- [Goal]:
From the listing below, extract every line in which the word "đồng" appears.
··· Dataset ···
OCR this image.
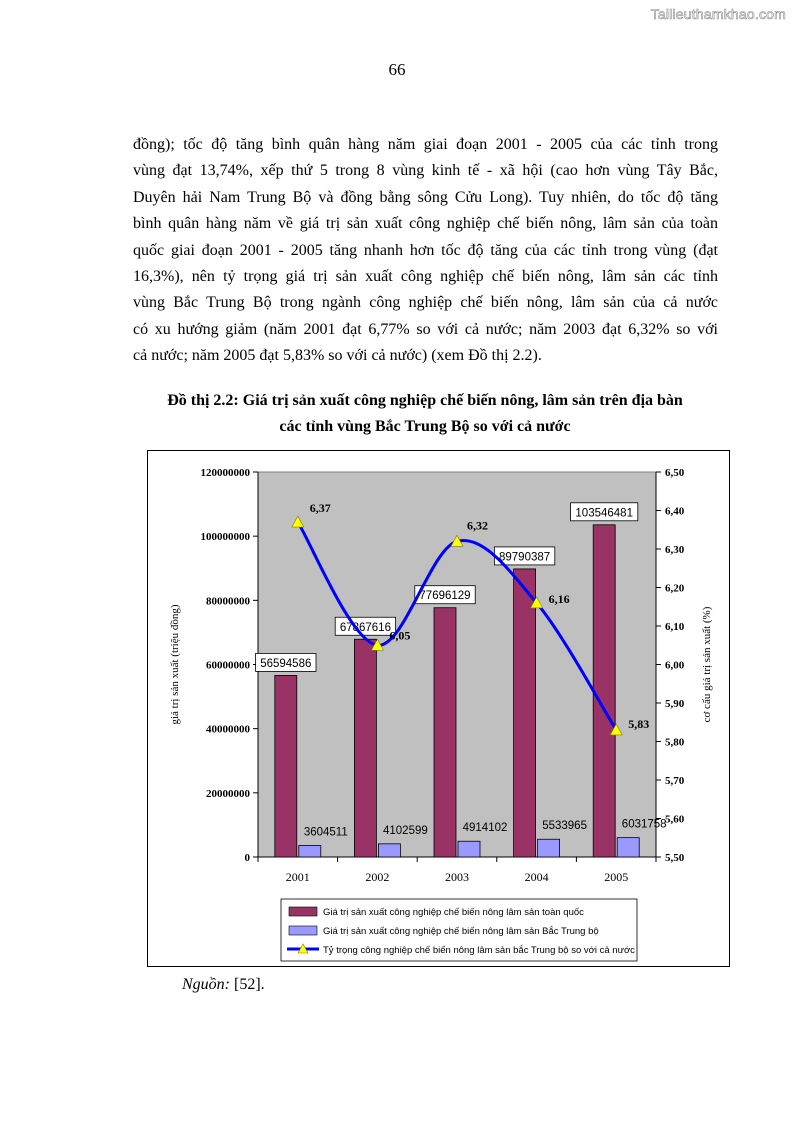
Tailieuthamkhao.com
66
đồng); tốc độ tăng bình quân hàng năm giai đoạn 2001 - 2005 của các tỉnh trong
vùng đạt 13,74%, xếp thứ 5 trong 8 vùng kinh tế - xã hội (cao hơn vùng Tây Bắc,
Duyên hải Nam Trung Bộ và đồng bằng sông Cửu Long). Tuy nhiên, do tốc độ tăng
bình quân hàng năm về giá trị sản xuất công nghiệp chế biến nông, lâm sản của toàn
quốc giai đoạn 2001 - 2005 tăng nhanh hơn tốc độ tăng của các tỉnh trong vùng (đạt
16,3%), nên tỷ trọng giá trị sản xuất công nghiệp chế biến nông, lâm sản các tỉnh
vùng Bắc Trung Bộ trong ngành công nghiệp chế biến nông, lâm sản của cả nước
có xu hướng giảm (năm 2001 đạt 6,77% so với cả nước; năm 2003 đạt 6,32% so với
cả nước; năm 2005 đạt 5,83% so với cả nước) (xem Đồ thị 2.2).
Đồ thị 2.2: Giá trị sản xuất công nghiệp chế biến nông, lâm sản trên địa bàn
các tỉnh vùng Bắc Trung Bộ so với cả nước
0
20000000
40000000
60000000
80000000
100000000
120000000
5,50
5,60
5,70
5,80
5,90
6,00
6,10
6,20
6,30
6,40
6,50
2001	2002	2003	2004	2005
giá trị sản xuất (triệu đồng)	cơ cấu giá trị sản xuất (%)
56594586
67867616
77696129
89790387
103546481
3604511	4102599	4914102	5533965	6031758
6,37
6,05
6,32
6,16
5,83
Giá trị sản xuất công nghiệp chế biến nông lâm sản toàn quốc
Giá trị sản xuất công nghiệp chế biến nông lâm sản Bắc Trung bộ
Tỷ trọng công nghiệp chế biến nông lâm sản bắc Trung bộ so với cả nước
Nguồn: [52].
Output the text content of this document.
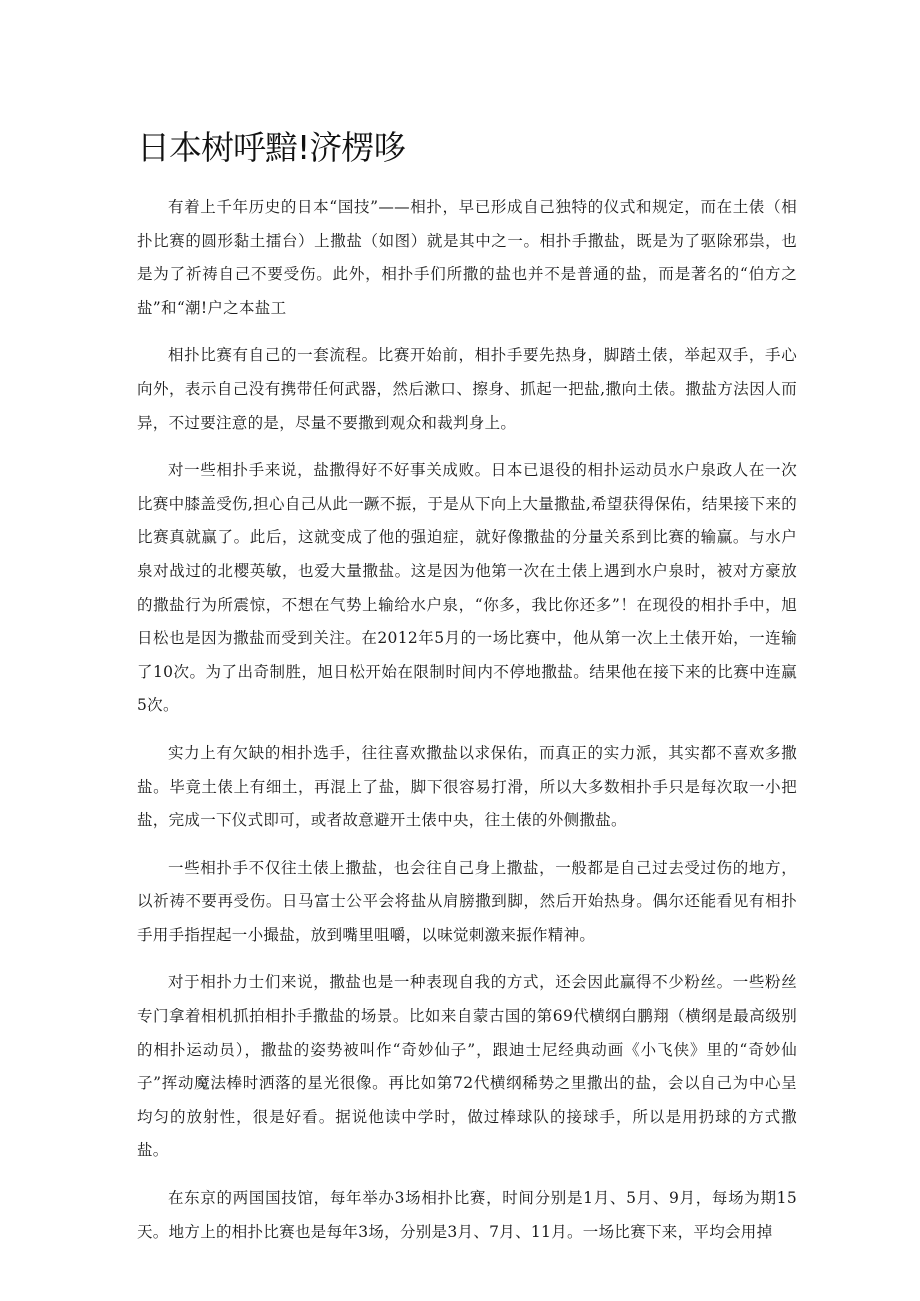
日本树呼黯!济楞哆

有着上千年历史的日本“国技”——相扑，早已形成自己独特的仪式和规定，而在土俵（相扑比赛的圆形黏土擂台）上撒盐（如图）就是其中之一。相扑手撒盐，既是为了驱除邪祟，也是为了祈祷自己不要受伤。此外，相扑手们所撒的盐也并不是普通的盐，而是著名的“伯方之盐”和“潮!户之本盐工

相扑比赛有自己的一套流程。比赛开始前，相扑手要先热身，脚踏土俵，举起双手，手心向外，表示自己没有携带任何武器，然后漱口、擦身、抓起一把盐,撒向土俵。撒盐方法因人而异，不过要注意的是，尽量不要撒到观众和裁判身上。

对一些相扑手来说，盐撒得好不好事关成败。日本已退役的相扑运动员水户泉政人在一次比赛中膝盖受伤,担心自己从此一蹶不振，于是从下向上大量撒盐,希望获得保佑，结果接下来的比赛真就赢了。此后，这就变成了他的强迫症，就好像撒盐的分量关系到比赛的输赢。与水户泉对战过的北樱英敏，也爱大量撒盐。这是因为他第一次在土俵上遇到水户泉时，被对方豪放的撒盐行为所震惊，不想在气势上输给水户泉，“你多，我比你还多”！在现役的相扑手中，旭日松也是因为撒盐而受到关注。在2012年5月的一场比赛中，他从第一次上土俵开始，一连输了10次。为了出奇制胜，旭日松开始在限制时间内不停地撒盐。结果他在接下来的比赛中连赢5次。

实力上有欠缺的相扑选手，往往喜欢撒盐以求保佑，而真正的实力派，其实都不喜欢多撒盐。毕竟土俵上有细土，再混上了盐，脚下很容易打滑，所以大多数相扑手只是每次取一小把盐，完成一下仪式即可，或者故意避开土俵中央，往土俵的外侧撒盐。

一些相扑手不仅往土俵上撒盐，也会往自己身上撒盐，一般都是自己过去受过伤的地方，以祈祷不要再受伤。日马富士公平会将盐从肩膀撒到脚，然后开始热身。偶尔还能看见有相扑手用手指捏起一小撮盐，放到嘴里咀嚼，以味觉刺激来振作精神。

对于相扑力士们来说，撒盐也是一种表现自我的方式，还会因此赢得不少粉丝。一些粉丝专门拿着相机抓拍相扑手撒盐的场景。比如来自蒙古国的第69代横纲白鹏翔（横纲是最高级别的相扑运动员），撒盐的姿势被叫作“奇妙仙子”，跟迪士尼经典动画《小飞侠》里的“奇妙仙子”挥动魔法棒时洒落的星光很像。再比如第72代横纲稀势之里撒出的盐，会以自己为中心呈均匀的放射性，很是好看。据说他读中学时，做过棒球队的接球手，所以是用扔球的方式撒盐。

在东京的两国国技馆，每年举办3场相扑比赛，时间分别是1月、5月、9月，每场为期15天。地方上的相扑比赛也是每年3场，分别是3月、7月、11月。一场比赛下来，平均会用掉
···
- [Answer to the problem]:
đồng); tốc độ tăng bình quân hàng năm giai đoạn 2001 - 2005 của các tỉnh trong
Duyên hải Nam Trung Bộ và đồng bằng sông Cửu Long). Tuy nhiên, do tốc độ tăng
giá trị sản xuất (triệu đồng)	cơ cấu giá trị sản xuất (%)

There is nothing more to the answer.